#### [What is required]
Reproduce the items verbatim from their first line through the line that contains "scenario-label: AMSO (885, 36, 985, 74)". Include both of those lines and nothing else.
↓↓↓
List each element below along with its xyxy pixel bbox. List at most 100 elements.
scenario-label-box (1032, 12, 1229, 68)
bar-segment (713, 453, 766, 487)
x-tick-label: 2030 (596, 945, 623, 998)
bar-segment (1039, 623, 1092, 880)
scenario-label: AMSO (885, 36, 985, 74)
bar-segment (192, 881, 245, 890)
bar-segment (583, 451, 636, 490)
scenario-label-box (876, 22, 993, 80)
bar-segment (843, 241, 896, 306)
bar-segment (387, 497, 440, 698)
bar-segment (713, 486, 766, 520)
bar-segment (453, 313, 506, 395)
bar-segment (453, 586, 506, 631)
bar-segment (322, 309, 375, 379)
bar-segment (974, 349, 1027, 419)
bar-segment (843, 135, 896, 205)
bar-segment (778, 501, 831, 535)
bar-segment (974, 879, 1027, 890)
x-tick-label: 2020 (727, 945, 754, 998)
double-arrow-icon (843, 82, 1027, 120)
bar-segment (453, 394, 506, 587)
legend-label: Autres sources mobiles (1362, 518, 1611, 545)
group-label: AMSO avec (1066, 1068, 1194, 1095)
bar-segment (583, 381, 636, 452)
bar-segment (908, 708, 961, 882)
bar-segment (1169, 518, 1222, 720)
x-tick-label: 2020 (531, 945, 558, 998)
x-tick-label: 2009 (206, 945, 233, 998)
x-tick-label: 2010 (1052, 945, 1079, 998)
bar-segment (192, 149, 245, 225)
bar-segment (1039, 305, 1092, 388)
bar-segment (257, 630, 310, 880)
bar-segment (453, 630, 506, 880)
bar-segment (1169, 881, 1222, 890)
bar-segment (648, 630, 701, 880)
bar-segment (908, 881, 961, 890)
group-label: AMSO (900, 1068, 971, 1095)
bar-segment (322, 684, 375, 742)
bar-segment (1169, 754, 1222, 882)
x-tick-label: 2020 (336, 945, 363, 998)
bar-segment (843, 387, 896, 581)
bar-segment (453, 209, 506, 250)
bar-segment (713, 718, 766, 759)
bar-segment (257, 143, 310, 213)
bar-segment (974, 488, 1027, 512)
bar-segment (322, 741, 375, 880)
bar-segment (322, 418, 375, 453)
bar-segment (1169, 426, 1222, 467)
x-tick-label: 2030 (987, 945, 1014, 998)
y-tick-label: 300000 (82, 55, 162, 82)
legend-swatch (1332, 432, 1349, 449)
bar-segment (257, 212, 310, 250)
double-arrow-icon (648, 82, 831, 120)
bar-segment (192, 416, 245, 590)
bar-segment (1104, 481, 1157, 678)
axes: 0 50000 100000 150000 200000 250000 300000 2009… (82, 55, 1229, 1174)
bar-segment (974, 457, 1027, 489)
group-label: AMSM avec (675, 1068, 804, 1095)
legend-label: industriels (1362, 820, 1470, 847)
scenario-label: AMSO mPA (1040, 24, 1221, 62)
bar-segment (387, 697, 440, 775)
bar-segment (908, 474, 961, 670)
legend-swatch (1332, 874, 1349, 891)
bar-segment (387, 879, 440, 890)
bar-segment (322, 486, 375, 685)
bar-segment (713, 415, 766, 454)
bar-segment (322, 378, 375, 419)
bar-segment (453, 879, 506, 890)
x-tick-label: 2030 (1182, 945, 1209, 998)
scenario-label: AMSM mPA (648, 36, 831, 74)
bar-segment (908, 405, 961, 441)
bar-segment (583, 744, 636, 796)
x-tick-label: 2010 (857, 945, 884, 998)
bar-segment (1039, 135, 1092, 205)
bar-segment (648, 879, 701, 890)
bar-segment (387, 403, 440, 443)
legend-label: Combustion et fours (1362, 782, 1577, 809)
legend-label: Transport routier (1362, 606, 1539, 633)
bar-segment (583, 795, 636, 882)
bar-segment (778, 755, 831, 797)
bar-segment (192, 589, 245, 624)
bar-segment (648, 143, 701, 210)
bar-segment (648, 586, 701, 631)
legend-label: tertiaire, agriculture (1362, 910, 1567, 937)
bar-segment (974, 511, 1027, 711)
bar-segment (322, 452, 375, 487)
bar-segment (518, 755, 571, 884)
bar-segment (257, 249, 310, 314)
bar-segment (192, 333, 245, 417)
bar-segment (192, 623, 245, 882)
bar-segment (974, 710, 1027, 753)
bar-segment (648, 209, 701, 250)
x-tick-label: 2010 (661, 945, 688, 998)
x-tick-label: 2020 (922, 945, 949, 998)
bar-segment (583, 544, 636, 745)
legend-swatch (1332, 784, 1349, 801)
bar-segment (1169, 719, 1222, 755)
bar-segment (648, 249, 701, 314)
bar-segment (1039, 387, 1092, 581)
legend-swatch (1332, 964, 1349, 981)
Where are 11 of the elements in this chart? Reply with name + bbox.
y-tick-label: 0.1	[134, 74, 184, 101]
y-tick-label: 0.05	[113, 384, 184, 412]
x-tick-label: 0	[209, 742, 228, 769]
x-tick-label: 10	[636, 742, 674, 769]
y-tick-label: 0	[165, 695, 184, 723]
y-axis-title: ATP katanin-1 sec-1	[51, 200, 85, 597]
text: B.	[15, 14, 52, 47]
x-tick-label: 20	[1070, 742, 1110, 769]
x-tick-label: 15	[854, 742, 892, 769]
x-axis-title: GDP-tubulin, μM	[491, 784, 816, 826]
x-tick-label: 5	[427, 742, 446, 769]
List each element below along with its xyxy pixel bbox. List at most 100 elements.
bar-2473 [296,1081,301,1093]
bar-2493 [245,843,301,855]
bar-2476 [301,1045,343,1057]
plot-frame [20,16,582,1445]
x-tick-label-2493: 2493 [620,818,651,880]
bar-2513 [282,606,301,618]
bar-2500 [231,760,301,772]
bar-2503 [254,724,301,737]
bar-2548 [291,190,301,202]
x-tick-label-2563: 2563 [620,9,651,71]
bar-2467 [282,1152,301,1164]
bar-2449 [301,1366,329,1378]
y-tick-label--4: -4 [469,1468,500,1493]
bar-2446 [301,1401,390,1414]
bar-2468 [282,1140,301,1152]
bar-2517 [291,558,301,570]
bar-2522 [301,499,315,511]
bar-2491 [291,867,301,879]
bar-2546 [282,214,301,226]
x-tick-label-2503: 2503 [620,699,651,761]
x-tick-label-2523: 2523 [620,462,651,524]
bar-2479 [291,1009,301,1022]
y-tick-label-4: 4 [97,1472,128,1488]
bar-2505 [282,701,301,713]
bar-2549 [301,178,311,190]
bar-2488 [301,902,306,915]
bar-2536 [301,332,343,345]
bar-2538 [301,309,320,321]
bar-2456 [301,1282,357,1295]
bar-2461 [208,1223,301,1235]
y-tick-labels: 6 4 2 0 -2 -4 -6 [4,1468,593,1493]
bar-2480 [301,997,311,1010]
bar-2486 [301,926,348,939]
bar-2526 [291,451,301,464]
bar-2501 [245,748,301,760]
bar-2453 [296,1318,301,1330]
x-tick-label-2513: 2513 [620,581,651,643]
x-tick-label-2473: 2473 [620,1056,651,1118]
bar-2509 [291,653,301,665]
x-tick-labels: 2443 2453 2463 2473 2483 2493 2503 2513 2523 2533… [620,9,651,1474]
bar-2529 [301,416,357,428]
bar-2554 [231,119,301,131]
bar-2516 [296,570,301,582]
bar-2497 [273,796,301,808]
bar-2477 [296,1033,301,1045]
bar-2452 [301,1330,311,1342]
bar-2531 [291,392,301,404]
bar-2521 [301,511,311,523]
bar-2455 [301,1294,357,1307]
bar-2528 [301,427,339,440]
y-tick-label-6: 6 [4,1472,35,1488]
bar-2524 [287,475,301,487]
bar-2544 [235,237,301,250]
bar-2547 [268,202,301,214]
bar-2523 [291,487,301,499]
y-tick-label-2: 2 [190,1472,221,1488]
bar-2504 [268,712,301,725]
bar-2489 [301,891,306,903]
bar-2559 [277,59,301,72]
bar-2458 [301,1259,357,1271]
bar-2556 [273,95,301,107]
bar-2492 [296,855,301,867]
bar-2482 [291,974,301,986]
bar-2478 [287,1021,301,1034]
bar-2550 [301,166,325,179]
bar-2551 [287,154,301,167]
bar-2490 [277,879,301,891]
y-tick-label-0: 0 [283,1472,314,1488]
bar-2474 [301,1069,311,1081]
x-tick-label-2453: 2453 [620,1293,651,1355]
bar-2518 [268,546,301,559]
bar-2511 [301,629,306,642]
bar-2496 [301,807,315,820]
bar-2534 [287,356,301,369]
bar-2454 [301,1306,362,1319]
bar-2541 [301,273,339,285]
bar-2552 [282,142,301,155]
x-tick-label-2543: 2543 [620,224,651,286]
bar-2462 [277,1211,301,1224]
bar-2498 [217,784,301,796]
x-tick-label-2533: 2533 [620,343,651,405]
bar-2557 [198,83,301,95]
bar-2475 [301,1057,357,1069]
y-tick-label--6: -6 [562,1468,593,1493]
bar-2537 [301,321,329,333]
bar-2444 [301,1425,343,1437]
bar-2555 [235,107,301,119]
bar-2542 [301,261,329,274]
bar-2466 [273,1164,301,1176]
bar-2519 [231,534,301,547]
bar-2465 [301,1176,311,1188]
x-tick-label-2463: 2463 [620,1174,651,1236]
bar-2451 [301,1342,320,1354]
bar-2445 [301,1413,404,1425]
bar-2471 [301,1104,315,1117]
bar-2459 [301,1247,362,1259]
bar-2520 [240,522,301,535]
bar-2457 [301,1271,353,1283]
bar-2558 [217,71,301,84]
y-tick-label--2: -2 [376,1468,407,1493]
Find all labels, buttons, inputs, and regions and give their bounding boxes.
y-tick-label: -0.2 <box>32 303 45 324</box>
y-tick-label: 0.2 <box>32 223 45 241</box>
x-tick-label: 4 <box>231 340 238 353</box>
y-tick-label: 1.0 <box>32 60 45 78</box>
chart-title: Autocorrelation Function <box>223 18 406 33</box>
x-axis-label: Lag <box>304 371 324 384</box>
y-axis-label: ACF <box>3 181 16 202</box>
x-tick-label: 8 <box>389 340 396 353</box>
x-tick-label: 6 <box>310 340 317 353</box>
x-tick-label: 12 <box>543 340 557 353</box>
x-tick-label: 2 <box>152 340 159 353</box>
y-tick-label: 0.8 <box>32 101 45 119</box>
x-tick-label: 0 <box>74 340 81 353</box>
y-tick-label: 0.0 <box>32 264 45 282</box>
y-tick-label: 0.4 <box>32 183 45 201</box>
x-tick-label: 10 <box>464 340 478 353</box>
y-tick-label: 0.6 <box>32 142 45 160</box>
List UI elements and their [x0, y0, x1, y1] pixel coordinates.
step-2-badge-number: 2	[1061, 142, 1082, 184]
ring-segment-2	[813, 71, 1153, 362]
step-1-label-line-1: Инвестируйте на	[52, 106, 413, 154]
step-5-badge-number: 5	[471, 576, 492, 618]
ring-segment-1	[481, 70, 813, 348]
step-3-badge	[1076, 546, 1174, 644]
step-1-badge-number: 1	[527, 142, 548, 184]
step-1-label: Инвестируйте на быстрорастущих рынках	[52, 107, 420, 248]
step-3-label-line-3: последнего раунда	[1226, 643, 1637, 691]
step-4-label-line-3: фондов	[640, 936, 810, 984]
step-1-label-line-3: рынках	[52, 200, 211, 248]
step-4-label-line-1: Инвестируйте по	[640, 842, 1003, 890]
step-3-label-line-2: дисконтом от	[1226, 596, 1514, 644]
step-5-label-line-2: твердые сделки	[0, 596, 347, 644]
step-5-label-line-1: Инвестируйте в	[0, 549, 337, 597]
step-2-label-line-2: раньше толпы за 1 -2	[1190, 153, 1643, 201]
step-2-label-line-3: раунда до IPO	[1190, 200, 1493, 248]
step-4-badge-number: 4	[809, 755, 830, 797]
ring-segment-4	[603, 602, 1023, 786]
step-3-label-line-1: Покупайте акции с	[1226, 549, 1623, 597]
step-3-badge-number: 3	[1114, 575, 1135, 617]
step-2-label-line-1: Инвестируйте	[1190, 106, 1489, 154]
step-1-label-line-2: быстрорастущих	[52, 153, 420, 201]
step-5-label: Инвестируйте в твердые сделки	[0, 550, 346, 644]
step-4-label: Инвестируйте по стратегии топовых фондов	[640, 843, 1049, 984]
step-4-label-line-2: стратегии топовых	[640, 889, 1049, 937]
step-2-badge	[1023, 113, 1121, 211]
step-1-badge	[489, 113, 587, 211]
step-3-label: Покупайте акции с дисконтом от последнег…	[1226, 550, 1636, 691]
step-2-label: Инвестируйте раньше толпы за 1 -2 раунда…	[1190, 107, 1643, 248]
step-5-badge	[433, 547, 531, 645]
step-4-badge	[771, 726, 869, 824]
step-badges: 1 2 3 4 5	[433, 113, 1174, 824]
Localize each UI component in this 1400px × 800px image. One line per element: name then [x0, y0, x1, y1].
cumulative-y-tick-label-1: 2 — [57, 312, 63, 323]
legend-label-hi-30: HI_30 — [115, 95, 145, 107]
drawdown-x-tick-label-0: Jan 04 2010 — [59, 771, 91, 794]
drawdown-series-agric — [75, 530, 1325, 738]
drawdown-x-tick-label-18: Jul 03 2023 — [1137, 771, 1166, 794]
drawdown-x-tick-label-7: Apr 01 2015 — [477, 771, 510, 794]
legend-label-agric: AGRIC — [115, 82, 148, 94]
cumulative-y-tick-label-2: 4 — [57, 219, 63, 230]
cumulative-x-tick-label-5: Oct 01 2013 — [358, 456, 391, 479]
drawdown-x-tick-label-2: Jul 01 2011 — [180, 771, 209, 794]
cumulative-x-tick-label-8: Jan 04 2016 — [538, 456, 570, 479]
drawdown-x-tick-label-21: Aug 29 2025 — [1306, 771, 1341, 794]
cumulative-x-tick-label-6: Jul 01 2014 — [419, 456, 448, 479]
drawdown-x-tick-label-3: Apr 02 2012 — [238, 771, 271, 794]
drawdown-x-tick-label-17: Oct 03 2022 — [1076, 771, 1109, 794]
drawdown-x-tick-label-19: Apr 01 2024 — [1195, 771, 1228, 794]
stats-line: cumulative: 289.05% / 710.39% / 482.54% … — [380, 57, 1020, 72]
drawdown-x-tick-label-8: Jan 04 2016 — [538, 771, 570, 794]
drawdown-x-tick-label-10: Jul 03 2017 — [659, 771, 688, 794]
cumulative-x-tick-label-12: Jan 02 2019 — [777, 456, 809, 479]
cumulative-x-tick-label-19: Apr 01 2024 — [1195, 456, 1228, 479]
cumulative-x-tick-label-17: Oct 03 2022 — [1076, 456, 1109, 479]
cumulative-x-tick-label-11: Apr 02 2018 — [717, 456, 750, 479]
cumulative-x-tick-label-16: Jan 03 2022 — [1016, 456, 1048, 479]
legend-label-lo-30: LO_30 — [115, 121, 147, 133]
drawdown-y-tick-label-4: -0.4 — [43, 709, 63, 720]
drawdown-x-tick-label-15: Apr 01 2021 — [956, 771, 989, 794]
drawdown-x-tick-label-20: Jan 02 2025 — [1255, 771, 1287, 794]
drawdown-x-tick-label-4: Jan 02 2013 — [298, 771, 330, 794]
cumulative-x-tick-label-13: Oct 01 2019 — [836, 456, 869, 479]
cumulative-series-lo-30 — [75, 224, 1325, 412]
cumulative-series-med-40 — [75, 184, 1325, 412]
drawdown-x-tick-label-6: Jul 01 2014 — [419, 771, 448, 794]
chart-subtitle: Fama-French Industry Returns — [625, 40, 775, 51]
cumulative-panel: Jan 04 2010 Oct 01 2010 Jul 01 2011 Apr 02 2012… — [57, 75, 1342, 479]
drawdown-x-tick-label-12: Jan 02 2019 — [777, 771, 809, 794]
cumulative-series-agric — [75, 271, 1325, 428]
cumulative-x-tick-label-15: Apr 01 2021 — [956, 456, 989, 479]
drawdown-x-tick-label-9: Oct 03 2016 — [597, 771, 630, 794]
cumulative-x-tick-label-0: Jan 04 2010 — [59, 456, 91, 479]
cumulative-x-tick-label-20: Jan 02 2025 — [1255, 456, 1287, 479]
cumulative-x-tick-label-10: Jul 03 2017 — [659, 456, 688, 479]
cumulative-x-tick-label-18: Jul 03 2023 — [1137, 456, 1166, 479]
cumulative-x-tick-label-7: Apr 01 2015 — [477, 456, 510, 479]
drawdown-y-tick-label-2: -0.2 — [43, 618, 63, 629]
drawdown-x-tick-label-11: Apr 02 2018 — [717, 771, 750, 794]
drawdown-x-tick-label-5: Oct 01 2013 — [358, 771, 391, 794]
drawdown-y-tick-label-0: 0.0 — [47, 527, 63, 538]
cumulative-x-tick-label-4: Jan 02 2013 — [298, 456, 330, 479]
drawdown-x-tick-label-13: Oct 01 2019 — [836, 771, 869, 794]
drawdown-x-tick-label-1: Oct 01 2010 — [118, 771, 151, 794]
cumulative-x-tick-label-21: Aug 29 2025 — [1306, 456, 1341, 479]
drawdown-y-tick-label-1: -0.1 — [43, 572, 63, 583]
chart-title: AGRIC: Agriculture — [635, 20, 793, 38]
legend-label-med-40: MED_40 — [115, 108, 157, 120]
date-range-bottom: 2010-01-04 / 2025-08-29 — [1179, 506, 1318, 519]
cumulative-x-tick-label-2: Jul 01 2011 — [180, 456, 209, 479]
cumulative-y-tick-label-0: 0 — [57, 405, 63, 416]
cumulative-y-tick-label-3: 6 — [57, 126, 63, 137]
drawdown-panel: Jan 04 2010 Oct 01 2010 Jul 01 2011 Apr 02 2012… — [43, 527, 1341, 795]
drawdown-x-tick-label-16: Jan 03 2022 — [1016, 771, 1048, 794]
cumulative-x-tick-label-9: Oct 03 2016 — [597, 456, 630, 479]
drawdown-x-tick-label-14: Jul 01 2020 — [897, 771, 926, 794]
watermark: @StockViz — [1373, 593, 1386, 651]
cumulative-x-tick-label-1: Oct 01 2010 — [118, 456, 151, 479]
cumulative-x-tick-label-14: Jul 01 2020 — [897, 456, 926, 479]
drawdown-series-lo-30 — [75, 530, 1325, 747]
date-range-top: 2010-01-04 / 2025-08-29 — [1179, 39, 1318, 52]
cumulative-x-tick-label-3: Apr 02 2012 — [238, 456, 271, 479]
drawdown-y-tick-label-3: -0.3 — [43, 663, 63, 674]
↑↑↑
#### [Task output]
List each element below along with its xyxy pixel bbox. List at most 100 elements.
scenario-label-box (1032, 12, 1229, 68)
bar-segment (713, 453, 766, 487)
x-tick-label: 2030 (596, 945, 623, 998)
bar-segment (1039, 623, 1092, 880)
scenario-label: AMSO (885, 36, 985, 74)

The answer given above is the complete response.